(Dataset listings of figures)
-=-=-

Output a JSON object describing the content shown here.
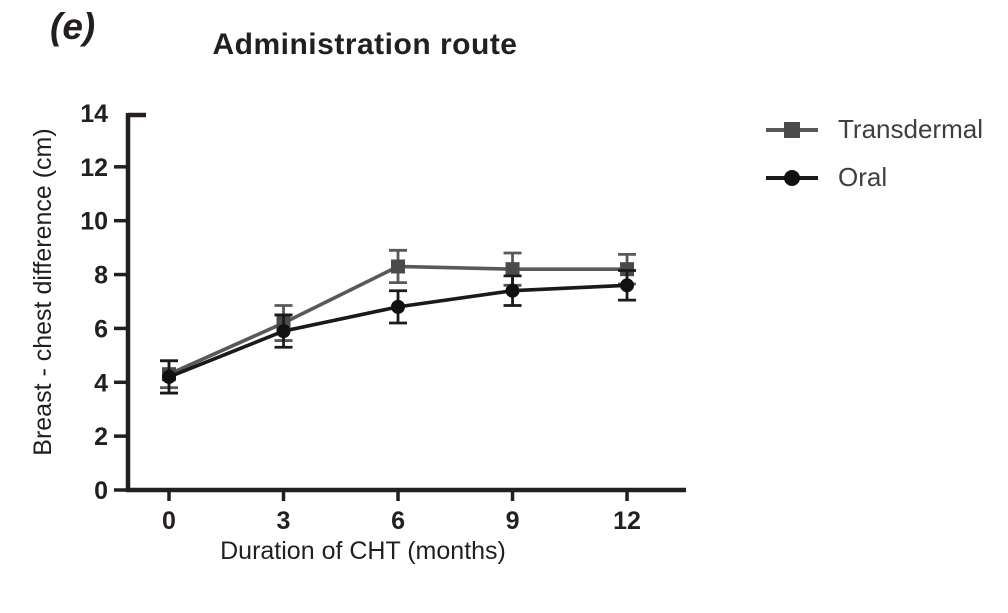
{
  "panel_label": "(e)",
  "title": "Administration route",
  "colors": {
    "axis": "#231f20",
    "transdermal": "#595959",
    "transdermal_marker": "#4a4a4a",
    "oral": "#1a1a1a"
  },
  "legend": {
    "items": [
      {
        "label": "Transdermal",
        "marker": "square",
        "color": "#595959",
        "marker_color": "#4a4a4a"
      },
      {
        "label": "Oral",
        "marker": "circle",
        "color": "#1a1a1a",
        "marker_color": "#111111"
      }
    ]
  },
  "chart_data": {
    "type": "line",
    "title": "Administration route",
    "xlabel": "Duration of CHT (months)",
    "ylabel": "Breast - chest difference (cm)",
    "x": [
      0,
      3,
      6,
      9,
      12
    ],
    "x_ticks": [
      "0",
      "3",
      "6",
      "9",
      "12"
    ],
    "y_ticks": [
      0,
      2,
      4,
      6,
      8,
      10,
      12,
      14
    ],
    "ylim": [
      0,
      14
    ],
    "grid": false,
    "error_bars": true,
    "legend_position": "right",
    "series": [
      {
        "name": "Transdermal",
        "marker": "square",
        "color": "#595959",
        "marker_color": "#4a4a4a",
        "values": [
          4.3,
          6.2,
          8.3,
          8.2,
          8.2
        ],
        "errors": [
          0.5,
          0.65,
          0.6,
          0.6,
          0.55
        ]
      },
      {
        "name": "Oral",
        "marker": "circle",
        "color": "#1a1a1a",
        "marker_color": "#111111",
        "values": [
          4.2,
          5.9,
          6.8,
          7.4,
          7.6
        ],
        "errors": [
          0.6,
          0.6,
          0.6,
          0.55,
          0.55
        ]
      }
    ]
  }
}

-=-=-

What is expected :: Every line in the data above that contains "title" needs to be copied.

Correct output ::
  "title": "Administration route",
    "title": "Administration route",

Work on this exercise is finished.